[Records about charts and figures]
%%
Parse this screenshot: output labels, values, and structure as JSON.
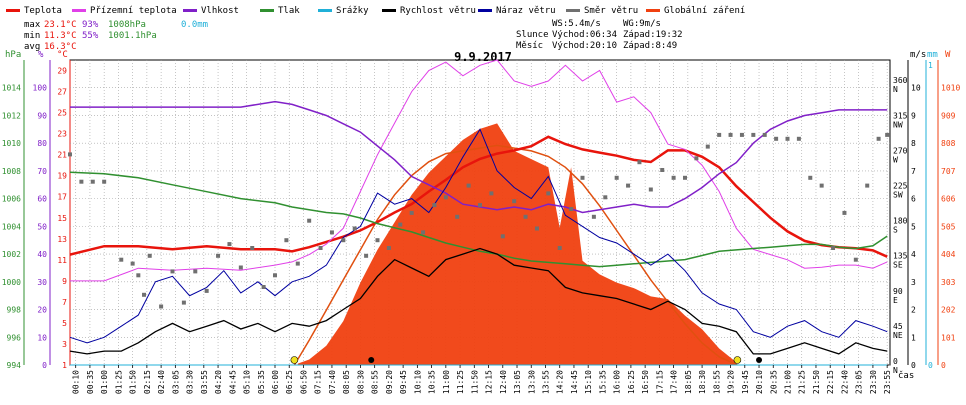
{
  "legend": [
    {
      "label": "Teplota",
      "color": "#e8140c"
    },
    {
      "label": "Přízemní teplota",
      "color": "#e040e8"
    },
    {
      "label": "Vlhkost",
      "color": "#8020c8"
    },
    {
      "label": "Tlak",
      "color": "#309030"
    },
    {
      "label": "Srážky",
      "color": "#20b0d8"
    },
    {
      "label": "Rychlost větru",
      "color": "#000000"
    },
    {
      "label": "Náraz větru",
      "color": "#0000a0"
    },
    {
      "label": "Směr větru",
      "color": "#707070"
    },
    {
      "label": "Globální záření",
      "color": "#f04010"
    }
  ],
  "stats": {
    "max": {
      "label": "max",
      "temp": "23.1°C",
      "hum": "93%",
      "press": "1008hPa",
      "rain": "0.0mm"
    },
    "min": {
      "label": "min",
      "temp": "11.3°C",
      "hum": "55%",
      "press": "1001.1hPa"
    },
    "avg": {
      "label": "avg",
      "temp": "16.3°C"
    }
  },
  "wind_info": {
    "ws": "WS:5.4m/s",
    "wg": "WG:9m/s"
  },
  "sun_info": {
    "label": "Slunce",
    "rise": "Východ:06:34",
    "set": "Západ:19:32"
  },
  "moon_info": {
    "label": "Měsíc",
    "rise": "Východ:20:10",
    "set": "Západ:8:49"
  },
  "colors": {
    "temp": "#e8140c",
    "ground": "#e040e8",
    "hum": "#8020c8",
    "press": "#309030",
    "rain": "#20b0d8",
    "wind": "#000000",
    "gust": "#0000a0",
    "dir": "#707070",
    "rad": "#f04010",
    "clearsky": "#e05010",
    "grid": "#a0a0a0",
    "sun_marker": "#f0e020",
    "moon_marker": "#000000"
  },
  "chart_data": {
    "type": "line",
    "title": "9.9.2017",
    "xlabel": "čas",
    "x_ticks": [
      "00:10",
      "00:35",
      "01:00",
      "01:25",
      "01:50",
      "02:15",
      "02:40",
      "03:05",
      "03:30",
      "03:55",
      "04:20",
      "04:45",
      "05:10",
      "05:35",
      "06:00",
      "06:25",
      "06:50",
      "07:15",
      "07:40",
      "08:05",
      "08:30",
      "08:55",
      "09:20",
      "09:45",
      "10:10",
      "10:35",
      "11:00",
      "11:25",
      "11:50",
      "12:15",
      "12:40",
      "13:05",
      "13:30",
      "13:55",
      "14:20",
      "14:45",
      "15:10",
      "15:35",
      "16:00",
      "16:25",
      "16:50",
      "17:15",
      "17:40",
      "18:05",
      "18:30",
      "18:55",
      "19:20",
      "19:45",
      "20:10",
      "20:35",
      "21:00",
      "21:25",
      "21:50",
      "22:15",
      "22:40",
      "23:05",
      "23:30",
      "23:55"
    ],
    "axes": {
      "pressure": {
        "label": "hPa",
        "ticks": [
          "994",
          "996",
          "998",
          "1000",
          "1002",
          "1004",
          "1006",
          "1008",
          "1010",
          "1012",
          "1014"
        ],
        "range": [
          994,
          1016
        ]
      },
      "humidity": {
        "label": "%",
        "ticks": [
          "0",
          "10",
          "20",
          "30",
          "40",
          "50",
          "60",
          "70",
          "80",
          "90",
          "100"
        ],
        "range": [
          0,
          110
        ]
      },
      "temperature": {
        "label": "°C",
        "ticks": [
          "1",
          "3",
          "5",
          "7",
          "9",
          "11",
          "13",
          "15",
          "17",
          "19",
          "21",
          "23",
          "25",
          "27",
          "29"
        ],
        "range": [
          1,
          30
        ]
      },
      "direction": {
        "label": "°",
        "ticks": [
          "0",
          "45",
          "90",
          "135",
          "180",
          "225",
          "270",
          "315",
          "360"
        ],
        "directions": [
          "N",
          "NE",
          "E",
          "SE",
          "S",
          "SW",
          "W",
          "NW",
          "N"
        ]
      },
      "wind": {
        "label": "m/s",
        "ticks": [
          "0",
          "1",
          "2",
          "3",
          "4",
          "5",
          "6",
          "7",
          "8",
          "9",
          "10"
        ]
      },
      "rain": {
        "label": "mm",
        "ticks": [
          "0",
          "1"
        ]
      },
      "radiation": {
        "label": "W",
        "ticks": [
          "0",
          "101",
          "202",
          "303",
          "404",
          "505",
          "606",
          "707",
          "808",
          "909",
          "1010"
        ]
      }
    },
    "sun_markers": [
      "06:34",
      "19:32"
    ],
    "moon_markers": [
      "08:49",
      "20:10"
    ],
    "series": [
      {
        "name": "Teplota",
        "axis": "temperature",
        "x": [
          "00:00",
          "01:00",
          "02:00",
          "03:00",
          "04:00",
          "05:00",
          "06:00",
          "06:30",
          "07:00",
          "07:30",
          "08:00",
          "08:30",
          "09:00",
          "09:30",
          "10:00",
          "10:30",
          "11:00",
          "11:30",
          "12:00",
          "12:30",
          "13:00",
          "13:30",
          "14:00",
          "14:30",
          "15:00",
          "15:30",
          "16:00",
          "16:30",
          "17:00",
          "17:30",
          "18:00",
          "18:30",
          "19:00",
          "19:30",
          "20:00",
          "20:30",
          "21:00",
          "21:30",
          "22:00",
          "22:30",
          "23:00",
          "23:30",
          "23:55"
        ],
        "y": [
          11.5,
          12.3,
          12.3,
          12.0,
          12.3,
          12.0,
          12.0,
          11.8,
          12.2,
          12.7,
          13.2,
          13.8,
          14.6,
          15.5,
          16.3,
          17.5,
          18.6,
          19.8,
          20.6,
          21.1,
          21.4,
          21.8,
          22.7,
          22.0,
          21.5,
          21.2,
          20.9,
          20.5,
          20.3,
          21.4,
          21.4,
          20.8,
          19.8,
          18.0,
          16.5,
          15.0,
          13.7,
          12.8,
          12.4,
          12.2,
          12.1,
          11.9,
          11.3
        ]
      },
      {
        "name": "Přízemní teplota",
        "axis": "temperature",
        "x": [
          "00:00",
          "01:00",
          "02:00",
          "03:00",
          "04:00",
          "05:00",
          "06:00",
          "06:30",
          "07:00",
          "07:30",
          "08:00",
          "08:30",
          "09:00",
          "09:30",
          "10:00",
          "10:30",
          "11:00",
          "11:30",
          "12:00",
          "12:30",
          "13:00",
          "13:30",
          "14:00",
          "14:30",
          "15:00",
          "15:30",
          "16:00",
          "16:30",
          "17:00",
          "17:30",
          "18:00",
          "18:30",
          "19:00",
          "19:30",
          "20:00",
          "20:30",
          "21:00",
          "21:30",
          "22:00",
          "22:30",
          "23:00",
          "23:30",
          "23:55"
        ],
        "y": [
          9.0,
          9.0,
          10.2,
          10.0,
          10.2,
          10.0,
          10.5,
          10.8,
          11.5,
          12.5,
          14.0,
          17.5,
          21.0,
          24.0,
          27.0,
          29.0,
          29.8,
          28.5,
          29.5,
          30.0,
          28.0,
          27.5,
          28.0,
          29.5,
          28.0,
          29.0,
          26.0,
          26.5,
          25.0,
          22.0,
          21.5,
          20.0,
          17.5,
          14.0,
          12.0,
          11.5,
          11.0,
          10.2,
          10.3,
          10.5,
          10.5,
          10.2,
          10.8
        ]
      },
      {
        "name": "Vlhkost",
        "axis": "humidity",
        "x": [
          "00:00",
          "01:00",
          "02:00",
          "03:00",
          "04:00",
          "05:00",
          "06:00",
          "06:30",
          "07:00",
          "07:30",
          "08:00",
          "08:30",
          "09:00",
          "09:30",
          "10:00",
          "10:30",
          "11:00",
          "11:30",
          "12:00",
          "12:30",
          "13:00",
          "13:30",
          "14:00",
          "14:30",
          "15:00",
          "15:30",
          "16:00",
          "16:30",
          "17:00",
          "17:30",
          "18:00",
          "18:30",
          "19:00",
          "19:30",
          "20:00",
          "20:30",
          "21:00",
          "21:30",
          "22:00",
          "22:30",
          "23:00",
          "23:30",
          "23:55"
        ],
        "y": [
          93,
          93,
          93,
          93,
          93,
          93,
          95,
          94,
          92,
          90,
          87,
          84,
          79,
          74,
          68,
          65,
          62,
          58,
          57,
          56,
          57,
          56,
          58,
          57,
          55,
          56,
          57,
          58,
          57,
          57,
          60,
          64,
          69,
          73,
          80,
          85,
          88,
          90,
          91,
          92,
          92,
          92,
          92
        ]
      },
      {
        "name": "Tlak",
        "axis": "pressure",
        "x": [
          "00:00",
          "01:00",
          "02:00",
          "03:00",
          "04:00",
          "05:00",
          "06:00",
          "06:30",
          "07:00",
          "07:30",
          "08:00",
          "08:30",
          "09:00",
          "09:30",
          "10:00",
          "10:30",
          "11:00",
          "11:30",
          "12:00",
          "12:30",
          "13:00",
          "13:30",
          "14:00",
          "14:30",
          "15:00",
          "15:30",
          "16:00",
          "16:30",
          "17:00",
          "17:30",
          "18:00",
          "18:30",
          "19:00",
          "19:30",
          "20:00",
          "20:30",
          "21:00",
          "21:30",
          "22:00",
          "22:30",
          "23:00",
          "23:30",
          "23:55"
        ],
        "y": [
          1007.9,
          1007.8,
          1007.5,
          1007.0,
          1006.5,
          1006.0,
          1005.7,
          1005.4,
          1005.2,
          1005.0,
          1004.9,
          1004.6,
          1004.2,
          1003.9,
          1003.6,
          1003.2,
          1002.8,
          1002.5,
          1002.2,
          1002.0,
          1001.7,
          1001.5,
          1001.4,
          1001.3,
          1001.2,
          1001.1,
          1001.2,
          1001.3,
          1001.4,
          1001.5,
          1001.6,
          1001.9,
          1002.2,
          1002.3,
          1002.4,
          1002.5,
          1002.6,
          1002.7,
          1002.7,
          1002.5,
          1002.4,
          1002.6,
          1003.3
        ]
      },
      {
        "name": "Srážky",
        "axis": "rain",
        "x": [
          "00:00",
          "23:55"
        ],
        "y": [
          0,
          0
        ]
      },
      {
        "name": "Rychlost větru",
        "axis": "wind",
        "x": [
          "00:00",
          "00:30",
          "01:00",
          "01:30",
          "02:00",
          "02:30",
          "03:00",
          "03:30",
          "04:00",
          "04:30",
          "05:00",
          "05:30",
          "06:00",
          "06:30",
          "07:00",
          "07:30",
          "08:00",
          "08:30",
          "09:00",
          "09:30",
          "10:00",
          "10:30",
          "11:00",
          "11:30",
          "12:00",
          "12:30",
          "13:00",
          "13:30",
          "14:00",
          "14:30",
          "15:00",
          "15:30",
          "16:00",
          "16:30",
          "17:00",
          "17:30",
          "18:00",
          "18:30",
          "19:00",
          "19:30",
          "20:00",
          "20:30",
          "21:00",
          "21:30",
          "22:00",
          "22:30",
          "23:00",
          "23:30",
          "23:55"
        ],
        "y": [
          0.5,
          0.4,
          0.5,
          0.5,
          0.8,
          1.2,
          1.5,
          1.2,
          1.4,
          1.6,
          1.3,
          1.5,
          1.2,
          1.5,
          1.4,
          1.6,
          2.0,
          2.4,
          3.2,
          3.8,
          3.5,
          3.2,
          3.8,
          4.0,
          4.2,
          4.0,
          3.6,
          3.5,
          3.4,
          2.8,
          2.6,
          2.5,
          2.4,
          2.2,
          2.0,
          2.3,
          2.0,
          1.5,
          1.4,
          1.2,
          0.4,
          0.4,
          0.6,
          0.8,
          0.6,
          0.4,
          0.8,
          0.6,
          0.5
        ]
      },
      {
        "name": "Náraz větru",
        "axis": "wind",
        "x": [
          "00:00",
          "00:30",
          "01:00",
          "01:30",
          "02:00",
          "02:30",
          "03:00",
          "03:30",
          "04:00",
          "04:30",
          "05:00",
          "05:30",
          "06:00",
          "06:30",
          "07:00",
          "07:30",
          "08:00",
          "08:30",
          "09:00",
          "09:30",
          "10:00",
          "10:30",
          "11:00",
          "11:30",
          "12:00",
          "12:30",
          "13:00",
          "13:30",
          "14:00",
          "14:30",
          "15:00",
          "15:30",
          "16:00",
          "16:30",
          "17:00",
          "17:30",
          "18:00",
          "18:30",
          "19:00",
          "19:30",
          "20:00",
          "20:30",
          "21:00",
          "21:30",
          "22:00",
          "22:30",
          "23:00",
          "23:30",
          "23:55"
        ],
        "y": [
          1.0,
          0.8,
          1.0,
          1.4,
          1.8,
          3.0,
          3.2,
          2.5,
          2.8,
          3.4,
          2.6,
          3.0,
          2.5,
          3.0,
          3.2,
          3.6,
          4.6,
          5.0,
          6.2,
          5.8,
          6.0,
          5.5,
          6.4,
          7.5,
          8.5,
          7.0,
          6.4,
          6.0,
          6.8,
          5.4,
          5.0,
          4.6,
          4.4,
          4.0,
          3.6,
          4.0,
          3.4,
          2.6,
          2.2,
          2.0,
          1.2,
          1.0,
          1.4,
          1.6,
          1.2,
          1.0,
          1.6,
          1.4,
          1.2
        ]
      },
      {
        "name": "Směr větru",
        "axis": "direction",
        "type": "scatter",
        "x": [
          "00:00",
          "00:20",
          "00:40",
          "01:00",
          "01:30",
          "01:50",
          "02:00",
          "02:10",
          "02:20",
          "02:40",
          "03:00",
          "03:20",
          "03:40",
          "04:00",
          "04:20",
          "04:40",
          "05:00",
          "05:20",
          "05:40",
          "06:00",
          "06:20",
          "06:40",
          "07:00",
          "07:20",
          "07:40",
          "08:00",
          "08:20",
          "08:40",
          "09:00",
          "09:20",
          "09:40",
          "10:00",
          "10:20",
          "10:40",
          "11:00",
          "11:20",
          "11:40",
          "12:00",
          "12:20",
          "12:40",
          "13:00",
          "13:20",
          "13:40",
          "14:00",
          "14:20",
          "14:40",
          "15:00",
          "15:20",
          "15:40",
          "16:00",
          "16:20",
          "16:40",
          "17:00",
          "17:20",
          "17:40",
          "18:00",
          "18:20",
          "18:40",
          "19:00",
          "19:20",
          "19:40",
          "20:00",
          "20:20",
          "20:40",
          "21:00",
          "21:20",
          "21:40",
          "22:00",
          "22:20",
          "22:40",
          "23:00",
          "23:20",
          "23:40",
          "23:55"
        ],
        "y": [
          270,
          235,
          235,
          235,
          135,
          130,
          115,
          90,
          140,
          75,
          120,
          80,
          120,
          95,
          140,
          155,
          125,
          150,
          100,
          115,
          160,
          130,
          185,
          150,
          170,
          160,
          175,
          140,
          160,
          150,
          180,
          195,
          170,
          205,
          215,
          190,
          230,
          205,
          220,
          165,
          210,
          190,
          175,
          220,
          150,
          200,
          240,
          190,
          215,
          240,
          230,
          260,
          225,
          250,
          240,
          240,
          265,
          280,
          295,
          295,
          295,
          295,
          295,
          290,
          290,
          290,
          240,
          230,
          150,
          195,
          135,
          230,
          290,
          295
        ]
      }
    ],
    "bands": [
      {
        "name": "Globální záření",
        "axis": "radiation",
        "x": [
          "06:40",
          "07:00",
          "07:30",
          "08:00",
          "08:30",
          "09:00",
          "09:30",
          "10:00",
          "10:30",
          "11:00",
          "11:30",
          "12:00",
          "12:30",
          "13:00",
          "13:30",
          "14:00",
          "14:20",
          "14:40",
          "15:00",
          "15:30",
          "16:00",
          "16:30",
          "17:00",
          "17:30",
          "18:00",
          "18:30",
          "19:00",
          "19:30"
        ],
        "y": [
          5,
          20,
          70,
          160,
          300,
          420,
          520,
          620,
          700,
          760,
          820,
          860,
          880,
          780,
          750,
          720,
          500,
          720,
          380,
          330,
          300,
          280,
          250,
          240,
          180,
          130,
          60,
          10
        ]
      },
      {
        "name": "clear sky",
        "axis": "radiation",
        "x": [
          "06:34",
          "07:00",
          "07:30",
          "08:00",
          "08:30",
          "09:00",
          "09:30",
          "10:00",
          "10:30",
          "11:00",
          "11:30",
          "12:00",
          "12:30",
          "13:00",
          "13:30",
          "14:00",
          "14:30",
          "15:00",
          "15:30",
          "16:00",
          "16:30",
          "17:00",
          "17:30",
          "18:00",
          "18:30",
          "19:00",
          "19:32"
        ],
        "y": [
          0,
          90,
          200,
          310,
          420,
          530,
          620,
          690,
          740,
          770,
          780,
          790,
          800,
          790,
          780,
          760,
          720,
          660,
          580,
          490,
          400,
          310,
          230,
          150,
          80,
          30,
          0
        ]
      }
    ]
  }
}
%%
# DIRECTIONS FOR THIS TASK:
Scan the lines above for "záření", then copy every one that has it.

# THE OUTPUT:
      "label": "Globální záření",
        "name": "Globální záření",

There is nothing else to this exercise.